> _WRITTEN INSTRUCTION_
Reproduce, word for word and in full, the piece below about where a movie's box-office money goes.

> _GIVEN PASSAGE_
- - - - - - -
Thursday, 15 July 2010

Hollywood Babble On & On #555: Where Does All The Money Go?

Welcome to the show folks...

Today I have a question:
je pressman asked: Also FURIOUS D this film has made over 300 million dollars worldwide, when did a figure like that indicate disappointment or why are the financial hurdles set so damn high?
Once upon a time a worldwide box-office take of $300 million was the signal to start doing the happy dance at studio headquarters because your movie just made a truckload of money. Nowadays not so much. Now there are reasons for this, and it goes beyond simple production costs. That's because production costs are just the beginning, or to be more exact, the middle.

It all starts with...

DEVELOPMENT: This is the stage where pitches are green-lit to become scripts, in the hope that those scripts would someday be green-lit to become movies. Back in the day it wasn't a very expensive process. Usually the producer developing the project had a writer they trusted working on the script, and others only stepped in when the original writer was stumped.
- - - - - - -
> _MATERIAL PROVIDED_
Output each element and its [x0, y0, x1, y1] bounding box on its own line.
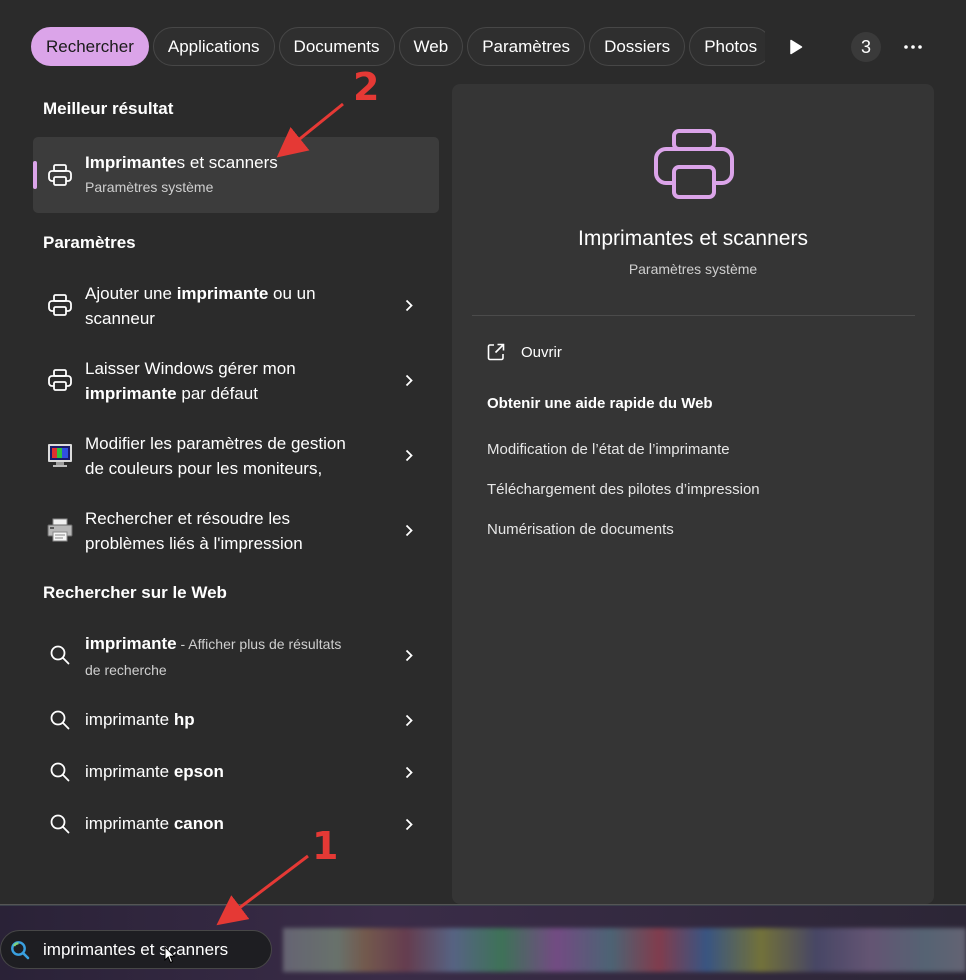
- - - - - - -
> _THE RESULT_
Thursday, 15 July 2010

Hollywood Babble On & On #555: Where Does All The Money Go?

Welcome to the show folks...

Today I have a question:
je pressman asked: Also FURIOUS D this film has made over 300 million dollars worldwide, when did a figure like that indicate disappointment or why are the financial hurdles set so damn high?
Once upon a time a worldwide box-office take of $300 million was the signal to start doing the happy dance at studio headquarters because your movie just made a truckload of money. Nowadays not so much. Now there are reasons for this, and it goes beyond simple production costs. That's because production costs are just the beginning, or to be more exact, the middle.

It all starts with...

DEVELOPMENT: This is the stage where pitches are green-lit to become scripts, in the hope that those scripts would someday be green-lit to become movies. Back in the day it wasn't a very expensive process. Usually the producer developing the project had a writer they trusted working on the script, and others only stepped in when the original writer was stumped.